-- Start of Exercise data --

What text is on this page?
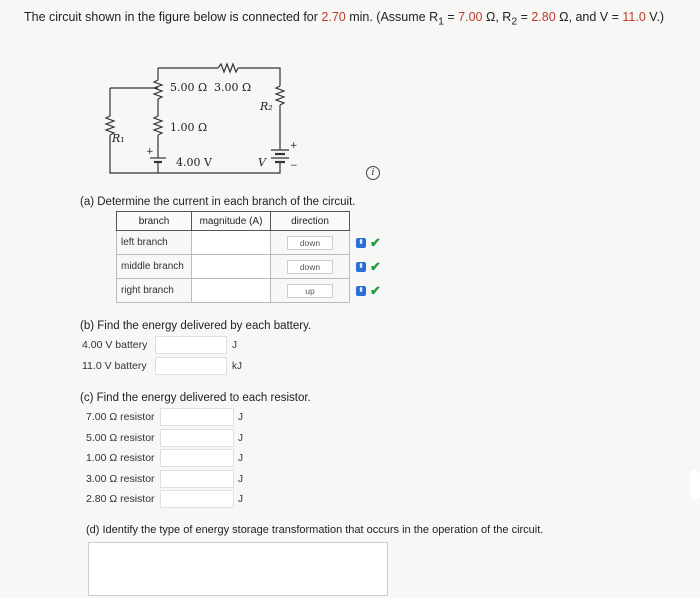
The circuit shown in the figure below is connected for 2.70 min. (Assume $R_1 = 7.00$ Ω, $R_2 = 2.80$ Ω, and V = 11.0 V.)
5.00 Ω 3.00 Ω
R₂
R₁
1.00 Ω
4.00 V	V
+
+
−
i
(a) Determine the current in each branch of the circuit.
branch	magnitude (A)	direction	
left branch		down	⬍ ✔
middle branch		down	⬍ ✔
right branch		up	⬍ ✔
(b) Find the energy delivered by each battery.
4.00 V battery	J
11.0 V battery	kJ
(c) Find the energy delivered to each resistor.
7.00 Ω resistor	J
5.00 Ω resistor	J
1.00 Ω resistor	J
3.00 Ω resistor	J
2.80 Ω resistor	J
(d) Identify the type of energy storage transformation that occurs in the operation of the circuit.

-- End of Exercise data --

Exercise aim:
Look through the listing above. Pick out each line with "circuit" and copy it.

Task answer:
The circuit shown in the figure below is connected for 2.70 min. (Assume $R_1 = 7.00$ Ω, $R_2 = 2.80$ Ω, and V = 11.0 V.)
(a) Determine the current in each branch of the circuit.
(d) Identify the type of energy storage transformation that occurs in the operation of the circuit.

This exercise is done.